INSTRUCTIONS FOR THE TASK
Pick out each line containing the string "vettura" and copy it.

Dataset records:

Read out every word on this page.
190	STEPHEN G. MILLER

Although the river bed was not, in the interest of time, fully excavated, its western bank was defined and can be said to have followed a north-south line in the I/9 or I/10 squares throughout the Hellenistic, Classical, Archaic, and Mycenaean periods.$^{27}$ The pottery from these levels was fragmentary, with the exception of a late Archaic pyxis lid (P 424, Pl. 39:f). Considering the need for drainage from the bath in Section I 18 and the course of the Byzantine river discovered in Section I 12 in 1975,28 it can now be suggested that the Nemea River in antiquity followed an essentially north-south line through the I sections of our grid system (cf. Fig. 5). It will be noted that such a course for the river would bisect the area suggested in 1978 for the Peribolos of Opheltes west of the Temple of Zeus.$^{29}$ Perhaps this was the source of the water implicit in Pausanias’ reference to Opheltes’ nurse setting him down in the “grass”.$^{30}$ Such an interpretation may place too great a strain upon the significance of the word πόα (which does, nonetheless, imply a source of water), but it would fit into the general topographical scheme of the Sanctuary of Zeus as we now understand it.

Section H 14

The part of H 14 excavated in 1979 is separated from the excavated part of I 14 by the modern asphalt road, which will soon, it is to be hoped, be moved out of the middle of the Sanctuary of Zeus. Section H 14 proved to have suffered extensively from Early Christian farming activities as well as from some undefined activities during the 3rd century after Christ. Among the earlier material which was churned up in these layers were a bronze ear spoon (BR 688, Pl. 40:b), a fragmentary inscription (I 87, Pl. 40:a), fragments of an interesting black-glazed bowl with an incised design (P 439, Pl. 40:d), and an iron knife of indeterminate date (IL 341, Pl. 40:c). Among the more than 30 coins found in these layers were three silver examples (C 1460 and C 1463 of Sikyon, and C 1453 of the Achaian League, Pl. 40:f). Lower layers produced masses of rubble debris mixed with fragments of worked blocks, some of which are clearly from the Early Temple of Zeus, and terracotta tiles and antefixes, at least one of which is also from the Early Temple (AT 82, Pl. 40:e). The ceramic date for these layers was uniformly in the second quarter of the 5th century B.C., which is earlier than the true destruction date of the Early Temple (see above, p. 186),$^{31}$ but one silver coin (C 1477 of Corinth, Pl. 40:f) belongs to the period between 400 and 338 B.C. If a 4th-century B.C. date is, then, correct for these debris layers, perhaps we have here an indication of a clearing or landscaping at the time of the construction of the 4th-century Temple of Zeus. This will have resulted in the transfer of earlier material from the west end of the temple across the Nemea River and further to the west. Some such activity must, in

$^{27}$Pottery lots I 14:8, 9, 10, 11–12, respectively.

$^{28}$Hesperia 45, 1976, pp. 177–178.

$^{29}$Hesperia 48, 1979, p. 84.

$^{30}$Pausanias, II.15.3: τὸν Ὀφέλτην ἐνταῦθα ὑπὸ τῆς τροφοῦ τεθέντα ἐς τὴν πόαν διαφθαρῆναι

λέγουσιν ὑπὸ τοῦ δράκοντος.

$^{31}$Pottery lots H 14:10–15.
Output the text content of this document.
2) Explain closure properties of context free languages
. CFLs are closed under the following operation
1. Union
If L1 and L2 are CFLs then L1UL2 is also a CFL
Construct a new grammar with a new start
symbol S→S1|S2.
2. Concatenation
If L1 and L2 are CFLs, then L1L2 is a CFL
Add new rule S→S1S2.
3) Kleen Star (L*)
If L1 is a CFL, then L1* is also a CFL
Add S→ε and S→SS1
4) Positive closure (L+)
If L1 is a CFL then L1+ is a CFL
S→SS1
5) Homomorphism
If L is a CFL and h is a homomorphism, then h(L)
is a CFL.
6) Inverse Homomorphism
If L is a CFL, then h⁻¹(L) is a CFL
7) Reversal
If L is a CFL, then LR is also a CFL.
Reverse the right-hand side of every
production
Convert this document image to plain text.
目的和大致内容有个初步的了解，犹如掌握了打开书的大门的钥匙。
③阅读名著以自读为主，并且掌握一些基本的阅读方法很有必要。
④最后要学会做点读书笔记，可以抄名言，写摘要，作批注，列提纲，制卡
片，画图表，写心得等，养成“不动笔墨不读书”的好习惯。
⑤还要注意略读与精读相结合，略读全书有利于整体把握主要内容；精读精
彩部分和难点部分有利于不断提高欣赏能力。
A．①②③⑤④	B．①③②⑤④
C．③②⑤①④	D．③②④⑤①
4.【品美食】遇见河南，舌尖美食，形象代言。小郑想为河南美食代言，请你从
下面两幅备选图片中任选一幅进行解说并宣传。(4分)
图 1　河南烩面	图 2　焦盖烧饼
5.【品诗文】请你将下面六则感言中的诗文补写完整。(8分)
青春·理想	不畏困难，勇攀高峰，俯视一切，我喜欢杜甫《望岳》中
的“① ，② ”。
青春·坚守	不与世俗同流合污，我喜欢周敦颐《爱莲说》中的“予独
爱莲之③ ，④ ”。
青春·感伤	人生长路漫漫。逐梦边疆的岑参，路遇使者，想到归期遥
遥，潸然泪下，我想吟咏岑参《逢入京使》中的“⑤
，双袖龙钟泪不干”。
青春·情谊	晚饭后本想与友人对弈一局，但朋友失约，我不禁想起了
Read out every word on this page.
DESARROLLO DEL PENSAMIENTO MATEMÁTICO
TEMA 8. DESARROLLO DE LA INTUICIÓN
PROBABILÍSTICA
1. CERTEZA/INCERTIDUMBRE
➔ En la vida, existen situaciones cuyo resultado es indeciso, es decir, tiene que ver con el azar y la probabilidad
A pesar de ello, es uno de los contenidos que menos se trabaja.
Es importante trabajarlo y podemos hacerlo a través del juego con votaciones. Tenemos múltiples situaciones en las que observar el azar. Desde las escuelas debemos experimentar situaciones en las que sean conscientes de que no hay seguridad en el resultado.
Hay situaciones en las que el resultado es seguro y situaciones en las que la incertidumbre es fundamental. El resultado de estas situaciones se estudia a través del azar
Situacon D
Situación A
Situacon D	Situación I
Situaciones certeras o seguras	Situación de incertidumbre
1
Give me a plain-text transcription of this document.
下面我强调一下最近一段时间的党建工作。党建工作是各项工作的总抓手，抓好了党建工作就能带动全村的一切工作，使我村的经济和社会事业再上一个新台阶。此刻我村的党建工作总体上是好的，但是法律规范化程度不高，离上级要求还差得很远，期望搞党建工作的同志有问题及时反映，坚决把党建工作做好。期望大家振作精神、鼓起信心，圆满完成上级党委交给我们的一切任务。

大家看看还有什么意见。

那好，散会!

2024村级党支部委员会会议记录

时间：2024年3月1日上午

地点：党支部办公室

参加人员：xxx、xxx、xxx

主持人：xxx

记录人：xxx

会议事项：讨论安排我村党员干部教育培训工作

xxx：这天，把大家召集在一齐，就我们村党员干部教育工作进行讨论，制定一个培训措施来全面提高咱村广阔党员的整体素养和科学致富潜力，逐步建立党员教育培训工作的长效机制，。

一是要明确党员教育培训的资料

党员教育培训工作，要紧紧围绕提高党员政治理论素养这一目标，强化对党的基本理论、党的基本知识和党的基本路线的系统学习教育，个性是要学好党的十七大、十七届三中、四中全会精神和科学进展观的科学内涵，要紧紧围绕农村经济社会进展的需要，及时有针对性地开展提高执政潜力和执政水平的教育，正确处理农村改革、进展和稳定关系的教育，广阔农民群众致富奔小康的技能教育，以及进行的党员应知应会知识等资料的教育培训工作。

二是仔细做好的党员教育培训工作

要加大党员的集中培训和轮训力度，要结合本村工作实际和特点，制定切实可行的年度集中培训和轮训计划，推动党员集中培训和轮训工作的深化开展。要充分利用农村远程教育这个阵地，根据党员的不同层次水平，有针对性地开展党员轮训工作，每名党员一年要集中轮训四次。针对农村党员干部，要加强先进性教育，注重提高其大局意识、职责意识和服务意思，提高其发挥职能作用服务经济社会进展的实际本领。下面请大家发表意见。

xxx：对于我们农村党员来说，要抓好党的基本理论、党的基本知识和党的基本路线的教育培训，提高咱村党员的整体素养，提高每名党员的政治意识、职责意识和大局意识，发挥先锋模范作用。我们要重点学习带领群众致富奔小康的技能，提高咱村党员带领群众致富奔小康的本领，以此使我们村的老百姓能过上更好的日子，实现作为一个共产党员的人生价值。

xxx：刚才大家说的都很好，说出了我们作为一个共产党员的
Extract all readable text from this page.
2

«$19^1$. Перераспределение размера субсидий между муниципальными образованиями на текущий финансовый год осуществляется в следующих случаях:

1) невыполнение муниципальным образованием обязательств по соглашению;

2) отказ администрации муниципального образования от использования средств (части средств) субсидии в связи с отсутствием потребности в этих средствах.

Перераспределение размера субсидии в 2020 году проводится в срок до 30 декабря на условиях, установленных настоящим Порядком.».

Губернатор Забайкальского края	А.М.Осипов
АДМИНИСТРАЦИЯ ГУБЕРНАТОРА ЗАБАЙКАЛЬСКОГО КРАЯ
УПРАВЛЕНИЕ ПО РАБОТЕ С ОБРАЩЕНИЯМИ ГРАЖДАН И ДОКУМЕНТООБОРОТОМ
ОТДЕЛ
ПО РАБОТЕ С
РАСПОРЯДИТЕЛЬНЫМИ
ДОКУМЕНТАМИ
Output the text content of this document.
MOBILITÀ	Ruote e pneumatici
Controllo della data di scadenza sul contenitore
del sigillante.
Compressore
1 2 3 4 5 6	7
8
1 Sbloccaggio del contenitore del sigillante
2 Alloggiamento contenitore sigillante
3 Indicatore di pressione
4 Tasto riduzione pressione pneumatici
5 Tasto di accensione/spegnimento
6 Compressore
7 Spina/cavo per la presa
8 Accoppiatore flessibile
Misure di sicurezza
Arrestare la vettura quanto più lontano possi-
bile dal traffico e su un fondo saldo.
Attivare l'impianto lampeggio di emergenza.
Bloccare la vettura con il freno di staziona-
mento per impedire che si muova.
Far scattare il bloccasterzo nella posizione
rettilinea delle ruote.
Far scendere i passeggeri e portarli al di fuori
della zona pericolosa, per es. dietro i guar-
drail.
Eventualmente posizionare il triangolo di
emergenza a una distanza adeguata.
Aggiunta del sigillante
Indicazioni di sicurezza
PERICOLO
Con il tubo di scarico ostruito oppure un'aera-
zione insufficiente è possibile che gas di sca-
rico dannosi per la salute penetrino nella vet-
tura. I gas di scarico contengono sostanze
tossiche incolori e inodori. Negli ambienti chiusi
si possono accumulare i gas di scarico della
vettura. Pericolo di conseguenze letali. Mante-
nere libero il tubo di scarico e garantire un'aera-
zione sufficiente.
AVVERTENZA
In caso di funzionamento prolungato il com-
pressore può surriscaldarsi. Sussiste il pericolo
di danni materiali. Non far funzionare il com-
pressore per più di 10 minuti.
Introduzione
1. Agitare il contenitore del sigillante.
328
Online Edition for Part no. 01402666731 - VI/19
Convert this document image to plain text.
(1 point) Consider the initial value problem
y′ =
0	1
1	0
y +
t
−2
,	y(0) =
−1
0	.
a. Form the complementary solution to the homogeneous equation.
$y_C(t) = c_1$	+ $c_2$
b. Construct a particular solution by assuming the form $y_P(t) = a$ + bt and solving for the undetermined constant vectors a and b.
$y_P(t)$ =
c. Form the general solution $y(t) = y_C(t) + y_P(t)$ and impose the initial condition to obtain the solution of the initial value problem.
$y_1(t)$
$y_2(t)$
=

ANSWER TO THE TASK
Arrestare la vettura quanto più lontano possi-
Bloccare la vettura con il freno di staziona-
vettura. Pericolo di conseguenze letali. Mante-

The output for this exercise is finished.